Without the pictures, copy the entries below word for word.
-- Begin Records for this exercise --
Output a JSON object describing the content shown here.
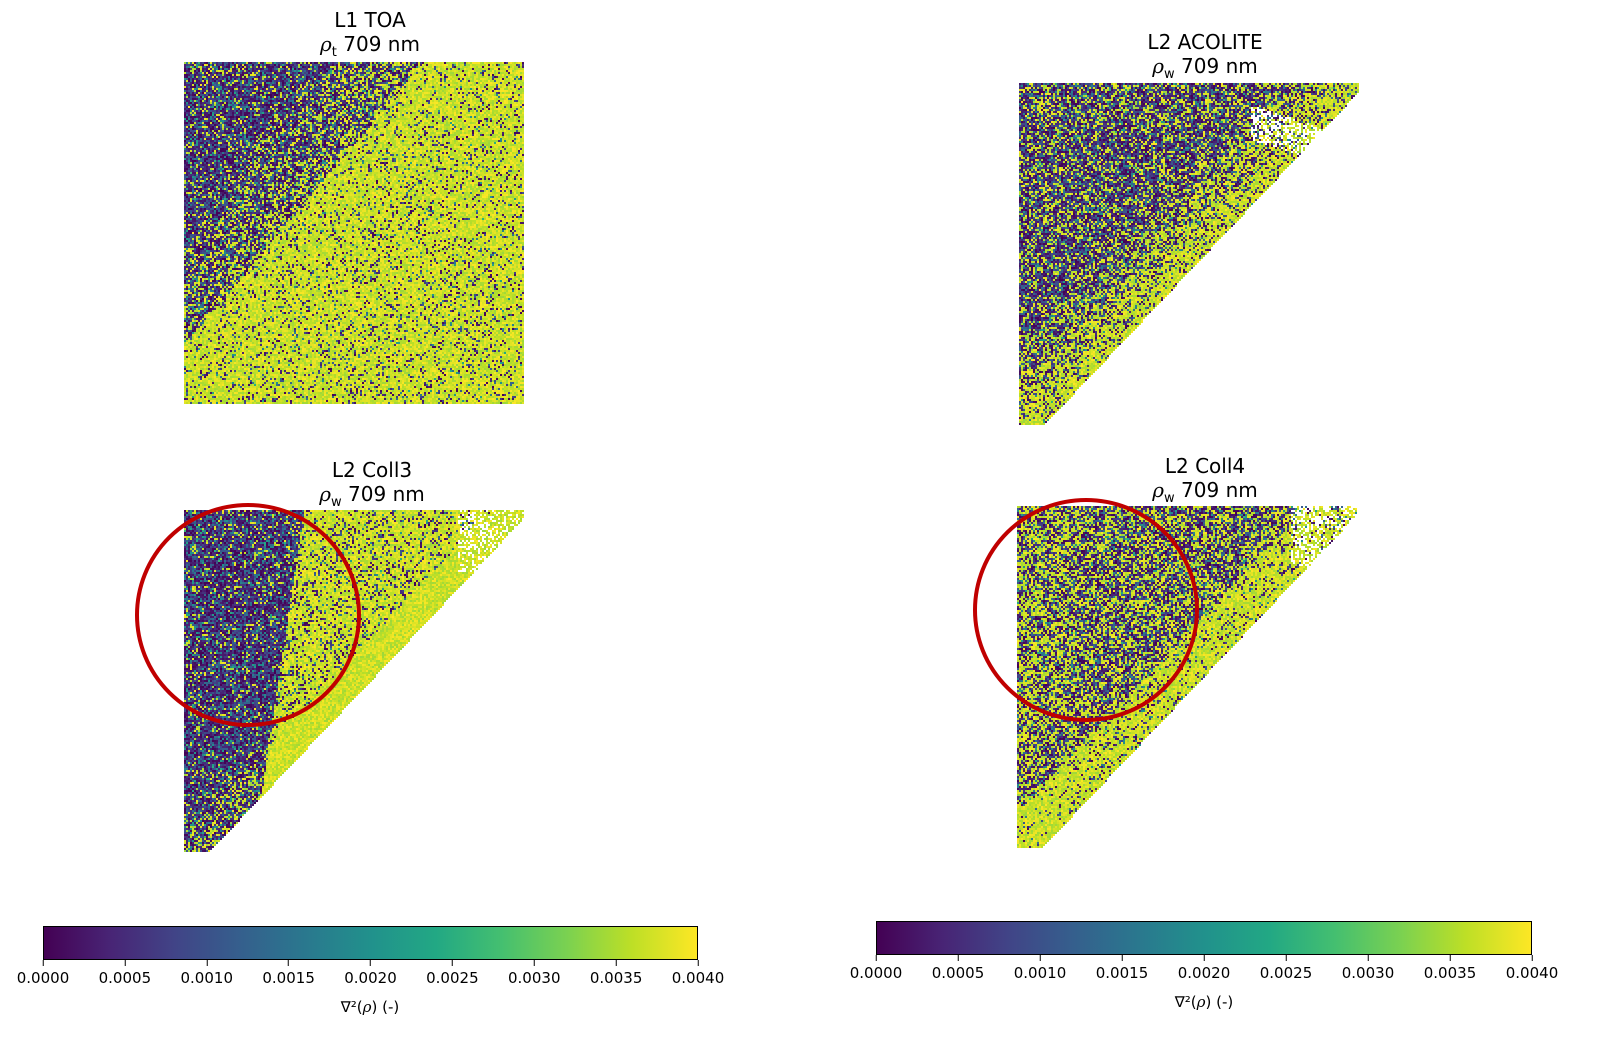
{
  "panels": [
    {
      "id": "l1-toa",
      "title": "L1 TOA",
      "symbol": "ρ",
      "subscript": "t",
      "band": "709 nm"
    },
    {
      "id": "l2-acolite",
      "title": "L2 ACOLITE",
      "symbol": "ρ",
      "subscript": "w",
      "band": "709 nm"
    },
    {
      "id": "l2-coll3",
      "title": "L2 Coll3",
      "symbol": "ρ",
      "subscript": "w",
      "band": "709 nm"
    },
    {
      "id": "l2-coll4",
      "title": "L2 Coll4",
      "symbol": "ρ",
      "subscript": "w",
      "band": "709 nm"
    }
  ],
  "colorbars": [
    {
      "ticks": [
        "0.0000",
        "0.0005",
        "0.0010",
        "0.0015",
        "0.0020",
        "0.0025",
        "0.0030",
        "0.0035",
        "0.0040"
      ],
      "label_prefix": "∇²(",
      "label_symbol": "ρ",
      "label_suffix": ") (-)"
    },
    {
      "ticks": [
        "0.0000",
        "0.0005",
        "0.0010",
        "0.0015",
        "0.0020",
        "0.0025",
        "0.0030",
        "0.0035",
        "0.0040"
      ],
      "label_prefix": "∇²(",
      "label_symbol": "ρ",
      "label_suffix": ") (-)"
    }
  ],
  "colormap": "viridis",
  "colors": {
    "viridis_low": "#440154",
    "viridis_mid": "#21918c",
    "viridis_high": "#fde725",
    "annotation_circle": "#c00000"
  }
}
-- End Records for this exercise --
_Result_
Output a JSON object describing the content shown here.
{
  "panels": [
    {
      "id": "l1-toa",
      "title": "L1 TOA",
      "symbol": "ρ",
      "subscript": "t",
      "band": "709 nm"
    },
    {
      "id": "l2-acolite",
      "title": "L2 ACOLITE",
      "symbol": "ρ",
      "subscript": "w",
      "band": "709 nm"
    },
    {
      "id": "l2-coll3",
      "title": "L2 Coll3",
      "symbol": "ρ",
      "subscript": "w",
      "band": "709 nm"
    },
    {
      "id": "l2-coll4",
      "title": "L2 Coll4",
      "symbol": "ρ",
      "subscript": "w",
      "band": "709 nm"
    }
  ],
  "colorbars": [
    {
      "ticks": [
        "0.0000",
        "0.0005",
        "0.0010",
        "0.0015",
        "0.0020",
        "0.0025",
        "0.0030",
        "0.0035",
        "0.0040"
      ],
      "label_prefix": "∇²(",
      "label_symbol": "ρ",
      "label_suffix": ") (-)"
    },
    {
      "ticks": [
        "0.0000",
        "0.0005",
        "0.0010",
        "0.0015",
        "0.0020",
        "0.0025",
        "0.0030",
        "0.0035",
        "0.0040"
      ],
      "label_prefix": "∇²(",
      "label_symbol": "ρ",
      "label_suffix": ") (-)"
    }
  ],
  "colormap": "viridis",
  "colors": {
    "viridis_low": "#440154",
    "viridis_mid": "#21918c",
    "viridis_high": "#fde725",
    "annotation_circle": "#c00000"
  }
}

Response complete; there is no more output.